## TEXT SEGMENT
------------------------------------

Creating Customer value through Servant Leadership
‘This is ridiculous!’
Very often this is the thought that runs in our head, sometimes even speak aloud – as we run into a wall trying to get a solution, process a claim or service something
The service person gives you a vibe which could mean any of the following
“I need to play it safe about my job. Your pain comes next if at all”
‘The person who issued this would have told you’
‘This is what the system says..’
‘Let me call my manager’ ( I know he can’t do anything about this either!)
One gets the feeling that the ‘house always wins’ and now I have to pay more or convince more people to solve the problem’. As a customer, there is a sense that you have been denied what is rightfully yours. Ken Blanchard calls it the duck syndrome, where everyone who you contact in the hierarchy says quack, quack, and pushes it to the next level up.
How does it happen?
Organizations want to reduce variability of responses in the final mile.
Systematized response ensures predictability of the cost of business or service and guards against any potential exploitation. Organizations believe that all admissible responses to a customer have to pre-exist in the defined manual.
Over time this codified customer interaction actually ‘trims’ away the grease of good customer service and adds to the cost of business and risks losing customers. Good Customer service relies on the intrinsic human quality of empathy and the willingness to help resolve any genuine and logical issue in the best possible manner.
Perceived lack of ownership and the capability question
Most pyramidal hierarchies believe that the level of ownership and decision making capabilities is weak at the lower rungs. Therefore actions have to be guided and clearly defined for the organization to be successful.
Not true.
Many organizations have generated phenomenal customer value with a distributed model of individual or team ownership. Google would not be in a position to conceive and pursue so many ‘moonshots’ if there were no microcosms of risk taking, experiment and accountability. Southwest airlines pride themselves in empowering employees to do what is right. Ritz Carlton creates a culture where any employee will say “I will take care of it” immaterial of which function the problem belongs to.
The Fear Factor
Organisations end up creating a culture of fear, that if the processes are not followed to the letter, their jobs are at risk. So instead of trying to “serve” the customer, employees are obsessed about following the written down procedures and policies. Added to this, a leadership which thinks that “they know the best” do not ever ask for feedback from the people who are actually dealing with the real stuff. Of course, no one dares to volunteer feedback because of the fear factor.
Servant Leadership as a lever of resolution
Servant Leadership behaviour is defined as a set of 7 unique behaviours called DEEP BHC and it is a measurable and actionable process. It helps create an idea generative organization, a reductive approach to processes that enhances speed of response, and thoughtfulness that improves customer delight
Servant Leadership recommends that organisations invert the traditional pyramid and let the employees at the “bottom of the pyramid” do what is best when it comes to customer issue resolution. Two specific behaviors of Servant Leaders, mentioned below, can help build ownership and enhance customer value through better engagement and service
Empowerment:
Building the confidence that all employee feedback is welcome and will receive a thought through response from the organization.

------------------------------------

In the servant leadership text, what does Ken Blanchard call the pattern where everyone you contact in the hierarchy says "quack, quack" and pushes the problem up a level?

------------------------------------

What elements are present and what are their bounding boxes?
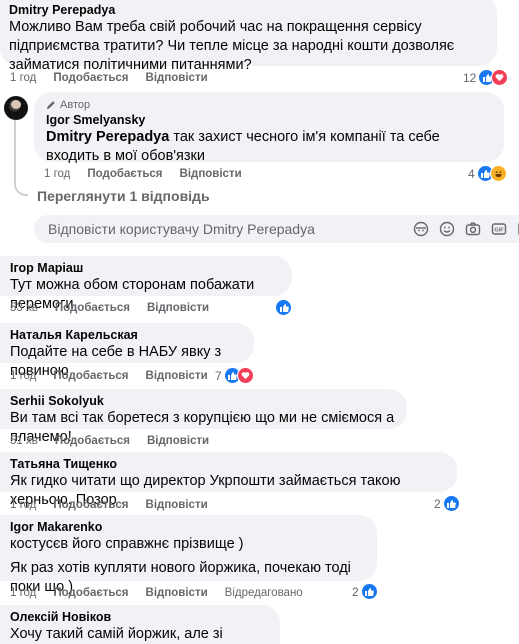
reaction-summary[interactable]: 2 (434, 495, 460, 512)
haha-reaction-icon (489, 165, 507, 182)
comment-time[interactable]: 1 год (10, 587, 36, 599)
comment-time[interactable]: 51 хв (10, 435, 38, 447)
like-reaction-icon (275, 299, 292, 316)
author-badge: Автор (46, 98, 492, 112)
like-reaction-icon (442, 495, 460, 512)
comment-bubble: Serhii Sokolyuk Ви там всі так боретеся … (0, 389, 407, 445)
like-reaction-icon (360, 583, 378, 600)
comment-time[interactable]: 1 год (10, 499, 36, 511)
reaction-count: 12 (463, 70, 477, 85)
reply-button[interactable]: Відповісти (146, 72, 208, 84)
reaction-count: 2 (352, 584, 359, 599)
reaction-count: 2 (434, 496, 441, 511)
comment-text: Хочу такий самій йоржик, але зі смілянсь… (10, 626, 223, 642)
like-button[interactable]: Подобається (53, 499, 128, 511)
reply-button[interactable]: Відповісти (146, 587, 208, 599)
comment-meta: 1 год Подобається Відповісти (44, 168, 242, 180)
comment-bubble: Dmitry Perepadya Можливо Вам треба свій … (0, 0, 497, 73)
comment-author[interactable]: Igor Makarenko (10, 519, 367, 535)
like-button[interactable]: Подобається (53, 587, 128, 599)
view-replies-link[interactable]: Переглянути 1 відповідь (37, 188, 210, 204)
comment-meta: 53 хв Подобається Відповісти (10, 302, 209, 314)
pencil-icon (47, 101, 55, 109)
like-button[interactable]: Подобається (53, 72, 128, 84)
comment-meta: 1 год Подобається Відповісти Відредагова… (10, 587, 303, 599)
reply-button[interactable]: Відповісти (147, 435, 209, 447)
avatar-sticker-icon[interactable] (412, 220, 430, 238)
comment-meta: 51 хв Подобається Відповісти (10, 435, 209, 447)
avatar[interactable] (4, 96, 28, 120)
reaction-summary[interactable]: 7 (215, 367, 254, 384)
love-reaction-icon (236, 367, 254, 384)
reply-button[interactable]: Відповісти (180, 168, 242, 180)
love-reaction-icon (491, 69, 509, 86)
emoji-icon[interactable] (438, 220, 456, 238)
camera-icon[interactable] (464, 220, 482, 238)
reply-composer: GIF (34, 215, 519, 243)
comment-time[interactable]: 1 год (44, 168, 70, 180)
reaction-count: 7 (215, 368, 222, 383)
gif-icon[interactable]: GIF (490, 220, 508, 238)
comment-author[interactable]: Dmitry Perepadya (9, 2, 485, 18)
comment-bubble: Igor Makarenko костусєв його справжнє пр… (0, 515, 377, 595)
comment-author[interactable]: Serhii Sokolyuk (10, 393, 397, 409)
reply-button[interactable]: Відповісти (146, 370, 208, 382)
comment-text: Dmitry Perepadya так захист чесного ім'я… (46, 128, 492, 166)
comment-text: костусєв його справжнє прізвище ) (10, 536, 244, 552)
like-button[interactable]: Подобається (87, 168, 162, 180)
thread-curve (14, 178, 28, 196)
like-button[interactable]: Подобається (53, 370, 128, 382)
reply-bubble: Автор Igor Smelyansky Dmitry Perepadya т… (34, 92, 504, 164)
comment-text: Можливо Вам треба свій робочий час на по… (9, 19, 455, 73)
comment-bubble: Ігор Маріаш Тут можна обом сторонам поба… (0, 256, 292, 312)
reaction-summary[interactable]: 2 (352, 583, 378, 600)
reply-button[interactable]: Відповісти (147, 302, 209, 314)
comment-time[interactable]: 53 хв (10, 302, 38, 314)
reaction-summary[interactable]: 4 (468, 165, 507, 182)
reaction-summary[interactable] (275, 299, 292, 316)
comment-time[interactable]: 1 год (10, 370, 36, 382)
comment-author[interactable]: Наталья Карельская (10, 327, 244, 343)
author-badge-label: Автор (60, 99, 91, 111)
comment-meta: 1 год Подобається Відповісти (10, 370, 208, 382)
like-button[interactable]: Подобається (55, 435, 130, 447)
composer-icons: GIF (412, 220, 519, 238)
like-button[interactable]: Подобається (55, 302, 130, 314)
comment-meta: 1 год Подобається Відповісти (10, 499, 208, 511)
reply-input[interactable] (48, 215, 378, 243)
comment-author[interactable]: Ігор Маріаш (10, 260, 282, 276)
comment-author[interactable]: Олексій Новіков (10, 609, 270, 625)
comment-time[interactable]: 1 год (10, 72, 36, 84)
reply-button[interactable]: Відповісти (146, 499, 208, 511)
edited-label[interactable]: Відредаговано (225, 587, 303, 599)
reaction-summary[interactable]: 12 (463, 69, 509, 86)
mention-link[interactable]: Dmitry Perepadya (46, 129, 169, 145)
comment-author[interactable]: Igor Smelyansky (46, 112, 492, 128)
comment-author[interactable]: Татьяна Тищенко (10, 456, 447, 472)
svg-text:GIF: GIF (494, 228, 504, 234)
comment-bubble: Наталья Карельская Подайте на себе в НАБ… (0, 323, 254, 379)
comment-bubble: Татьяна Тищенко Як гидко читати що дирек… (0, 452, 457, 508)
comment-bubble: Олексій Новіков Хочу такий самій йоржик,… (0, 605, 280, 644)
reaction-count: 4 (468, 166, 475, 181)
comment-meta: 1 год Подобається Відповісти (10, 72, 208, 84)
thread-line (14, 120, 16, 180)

------------------------------------

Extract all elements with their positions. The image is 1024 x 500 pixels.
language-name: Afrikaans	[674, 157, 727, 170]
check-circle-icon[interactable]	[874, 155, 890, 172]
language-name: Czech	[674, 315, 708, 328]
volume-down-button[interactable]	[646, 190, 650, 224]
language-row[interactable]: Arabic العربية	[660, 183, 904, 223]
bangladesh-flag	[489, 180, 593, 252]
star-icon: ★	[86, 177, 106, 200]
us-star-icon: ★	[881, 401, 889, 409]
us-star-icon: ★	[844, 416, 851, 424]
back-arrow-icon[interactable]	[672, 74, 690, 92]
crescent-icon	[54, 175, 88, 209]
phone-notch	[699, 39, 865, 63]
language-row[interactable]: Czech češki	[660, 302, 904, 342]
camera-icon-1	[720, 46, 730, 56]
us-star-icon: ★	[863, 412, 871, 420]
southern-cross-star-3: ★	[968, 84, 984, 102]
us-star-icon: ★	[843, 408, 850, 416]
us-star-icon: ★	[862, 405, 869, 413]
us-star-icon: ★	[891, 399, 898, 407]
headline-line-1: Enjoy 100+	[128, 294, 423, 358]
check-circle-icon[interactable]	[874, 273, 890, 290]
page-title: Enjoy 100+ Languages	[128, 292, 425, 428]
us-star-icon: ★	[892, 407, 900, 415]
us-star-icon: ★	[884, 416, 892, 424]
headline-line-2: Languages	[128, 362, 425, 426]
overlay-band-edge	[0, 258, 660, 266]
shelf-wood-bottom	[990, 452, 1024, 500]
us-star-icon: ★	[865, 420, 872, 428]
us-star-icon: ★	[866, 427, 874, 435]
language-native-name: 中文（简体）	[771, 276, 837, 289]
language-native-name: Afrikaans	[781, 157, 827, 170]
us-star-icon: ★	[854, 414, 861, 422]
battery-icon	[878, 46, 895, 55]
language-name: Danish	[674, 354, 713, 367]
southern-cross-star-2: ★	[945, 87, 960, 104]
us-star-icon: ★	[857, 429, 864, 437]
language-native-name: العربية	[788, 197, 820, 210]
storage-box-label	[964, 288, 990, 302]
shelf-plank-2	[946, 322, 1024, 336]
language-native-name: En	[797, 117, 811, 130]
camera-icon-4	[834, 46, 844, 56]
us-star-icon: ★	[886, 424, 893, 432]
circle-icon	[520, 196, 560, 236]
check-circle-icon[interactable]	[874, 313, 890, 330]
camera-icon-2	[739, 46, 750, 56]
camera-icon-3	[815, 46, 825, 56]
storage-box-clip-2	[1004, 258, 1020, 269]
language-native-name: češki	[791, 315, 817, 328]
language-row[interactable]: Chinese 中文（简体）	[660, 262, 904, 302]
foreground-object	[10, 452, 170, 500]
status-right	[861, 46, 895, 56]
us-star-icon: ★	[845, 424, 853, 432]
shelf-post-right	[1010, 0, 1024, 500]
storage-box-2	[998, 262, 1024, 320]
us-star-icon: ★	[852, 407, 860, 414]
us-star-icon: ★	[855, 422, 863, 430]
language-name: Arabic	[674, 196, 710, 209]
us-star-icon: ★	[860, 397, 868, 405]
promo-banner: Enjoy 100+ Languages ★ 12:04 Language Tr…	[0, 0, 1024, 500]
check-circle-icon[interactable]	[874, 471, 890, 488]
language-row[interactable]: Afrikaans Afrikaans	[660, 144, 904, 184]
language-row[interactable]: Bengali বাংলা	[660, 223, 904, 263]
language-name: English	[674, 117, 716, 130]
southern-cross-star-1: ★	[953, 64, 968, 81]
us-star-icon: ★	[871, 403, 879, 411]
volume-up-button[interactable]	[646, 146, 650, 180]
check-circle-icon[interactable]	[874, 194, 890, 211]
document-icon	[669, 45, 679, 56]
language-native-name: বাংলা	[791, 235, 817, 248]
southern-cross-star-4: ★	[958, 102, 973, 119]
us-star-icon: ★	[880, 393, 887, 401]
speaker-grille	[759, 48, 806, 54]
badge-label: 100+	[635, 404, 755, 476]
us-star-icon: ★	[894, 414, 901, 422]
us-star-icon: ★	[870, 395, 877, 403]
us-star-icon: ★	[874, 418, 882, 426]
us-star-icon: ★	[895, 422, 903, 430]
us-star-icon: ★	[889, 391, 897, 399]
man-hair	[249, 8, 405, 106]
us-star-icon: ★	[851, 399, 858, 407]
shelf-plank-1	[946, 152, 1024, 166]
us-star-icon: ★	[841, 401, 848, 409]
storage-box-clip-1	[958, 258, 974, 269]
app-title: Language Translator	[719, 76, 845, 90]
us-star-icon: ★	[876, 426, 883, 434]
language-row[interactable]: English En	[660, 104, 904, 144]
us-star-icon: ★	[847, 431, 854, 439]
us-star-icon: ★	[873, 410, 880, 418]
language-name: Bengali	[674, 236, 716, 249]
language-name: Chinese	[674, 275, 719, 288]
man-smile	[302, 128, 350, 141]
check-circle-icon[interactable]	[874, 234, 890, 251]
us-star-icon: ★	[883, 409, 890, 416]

------------------------------------

## FULL RESPONSE
The duck syndrome.